# Saved entries:
○ ○ ○

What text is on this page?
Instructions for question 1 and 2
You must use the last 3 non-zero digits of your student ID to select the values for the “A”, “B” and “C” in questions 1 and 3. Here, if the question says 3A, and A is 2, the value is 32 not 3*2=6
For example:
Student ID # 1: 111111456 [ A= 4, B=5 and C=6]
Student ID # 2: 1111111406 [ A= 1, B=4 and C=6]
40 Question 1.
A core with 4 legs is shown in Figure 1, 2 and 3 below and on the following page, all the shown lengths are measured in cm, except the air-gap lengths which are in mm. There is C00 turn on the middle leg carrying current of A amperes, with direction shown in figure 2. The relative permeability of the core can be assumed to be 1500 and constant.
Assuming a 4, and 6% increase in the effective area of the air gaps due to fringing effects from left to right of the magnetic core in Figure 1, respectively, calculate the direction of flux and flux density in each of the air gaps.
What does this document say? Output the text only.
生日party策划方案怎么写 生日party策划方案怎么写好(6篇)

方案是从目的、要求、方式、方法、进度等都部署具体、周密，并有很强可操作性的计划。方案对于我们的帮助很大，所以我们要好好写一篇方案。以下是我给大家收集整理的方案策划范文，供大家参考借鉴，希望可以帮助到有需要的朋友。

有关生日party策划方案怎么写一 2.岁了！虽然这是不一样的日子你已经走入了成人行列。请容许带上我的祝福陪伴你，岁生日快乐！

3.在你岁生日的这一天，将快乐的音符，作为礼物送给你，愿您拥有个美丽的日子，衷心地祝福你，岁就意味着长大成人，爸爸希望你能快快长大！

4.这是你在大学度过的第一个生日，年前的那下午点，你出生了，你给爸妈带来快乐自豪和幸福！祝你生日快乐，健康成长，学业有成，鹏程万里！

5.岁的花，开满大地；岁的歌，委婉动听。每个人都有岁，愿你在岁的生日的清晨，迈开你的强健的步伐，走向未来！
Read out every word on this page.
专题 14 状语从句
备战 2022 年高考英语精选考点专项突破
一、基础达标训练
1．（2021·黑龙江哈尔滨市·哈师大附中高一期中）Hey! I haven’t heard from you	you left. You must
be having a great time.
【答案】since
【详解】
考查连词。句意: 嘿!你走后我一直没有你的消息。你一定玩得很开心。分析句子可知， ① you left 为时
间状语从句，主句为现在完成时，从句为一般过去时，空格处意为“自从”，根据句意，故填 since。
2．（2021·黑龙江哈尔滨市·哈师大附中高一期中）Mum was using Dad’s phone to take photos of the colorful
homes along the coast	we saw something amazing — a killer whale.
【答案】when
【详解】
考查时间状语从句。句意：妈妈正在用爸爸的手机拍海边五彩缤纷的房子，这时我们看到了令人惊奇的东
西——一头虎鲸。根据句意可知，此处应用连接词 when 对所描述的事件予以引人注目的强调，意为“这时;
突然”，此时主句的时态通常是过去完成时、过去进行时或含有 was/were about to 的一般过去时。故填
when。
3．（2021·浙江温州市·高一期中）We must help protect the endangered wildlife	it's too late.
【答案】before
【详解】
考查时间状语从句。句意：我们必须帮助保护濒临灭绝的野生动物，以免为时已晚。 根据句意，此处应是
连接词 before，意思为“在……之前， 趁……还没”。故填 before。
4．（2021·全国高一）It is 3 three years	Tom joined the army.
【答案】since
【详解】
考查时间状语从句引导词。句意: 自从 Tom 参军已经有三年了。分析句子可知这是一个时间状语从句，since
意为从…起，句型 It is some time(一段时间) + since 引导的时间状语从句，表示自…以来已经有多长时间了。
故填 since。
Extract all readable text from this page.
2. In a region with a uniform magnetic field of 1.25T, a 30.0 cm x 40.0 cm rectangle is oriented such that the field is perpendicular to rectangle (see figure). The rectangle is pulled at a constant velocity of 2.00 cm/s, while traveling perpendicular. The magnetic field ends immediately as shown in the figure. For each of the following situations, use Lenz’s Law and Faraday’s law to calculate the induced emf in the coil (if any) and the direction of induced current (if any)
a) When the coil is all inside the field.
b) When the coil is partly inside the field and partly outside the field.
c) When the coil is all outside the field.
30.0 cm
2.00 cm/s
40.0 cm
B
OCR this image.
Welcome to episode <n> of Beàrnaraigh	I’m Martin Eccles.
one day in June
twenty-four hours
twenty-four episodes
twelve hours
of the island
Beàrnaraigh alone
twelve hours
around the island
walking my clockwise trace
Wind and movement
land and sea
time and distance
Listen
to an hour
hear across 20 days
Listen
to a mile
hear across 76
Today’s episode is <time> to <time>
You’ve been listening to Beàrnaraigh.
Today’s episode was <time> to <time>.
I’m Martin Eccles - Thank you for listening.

○ ○ ○

# TO DO:
Go through the entries above and copy every line containing "time".

# FULL OUTPUT:
be having a great time.
意为从…起，句型 It is some time(一段时间) + since 引导的时间状语从句，表示自…以来已经有多长时间了。
time and distance
Today’s episode is <time> to <time>
Today’s episode was <time> to <time>.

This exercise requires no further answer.